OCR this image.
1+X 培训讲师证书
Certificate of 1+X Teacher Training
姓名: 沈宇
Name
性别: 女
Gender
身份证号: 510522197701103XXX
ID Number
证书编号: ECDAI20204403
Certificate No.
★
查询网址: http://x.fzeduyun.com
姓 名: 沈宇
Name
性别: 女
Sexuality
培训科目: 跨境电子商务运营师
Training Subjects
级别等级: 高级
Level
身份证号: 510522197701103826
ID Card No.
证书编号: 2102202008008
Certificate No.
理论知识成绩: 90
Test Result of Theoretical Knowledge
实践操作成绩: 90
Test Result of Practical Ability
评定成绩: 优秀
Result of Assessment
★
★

_ _ _ _ _ _ _

EXERCISE DIRECTIONS:
Filter the data for the string "Training" and copy every line that has it.

TASK ANSWER:
Certificate of 1+X Teacher Training
Training Subjects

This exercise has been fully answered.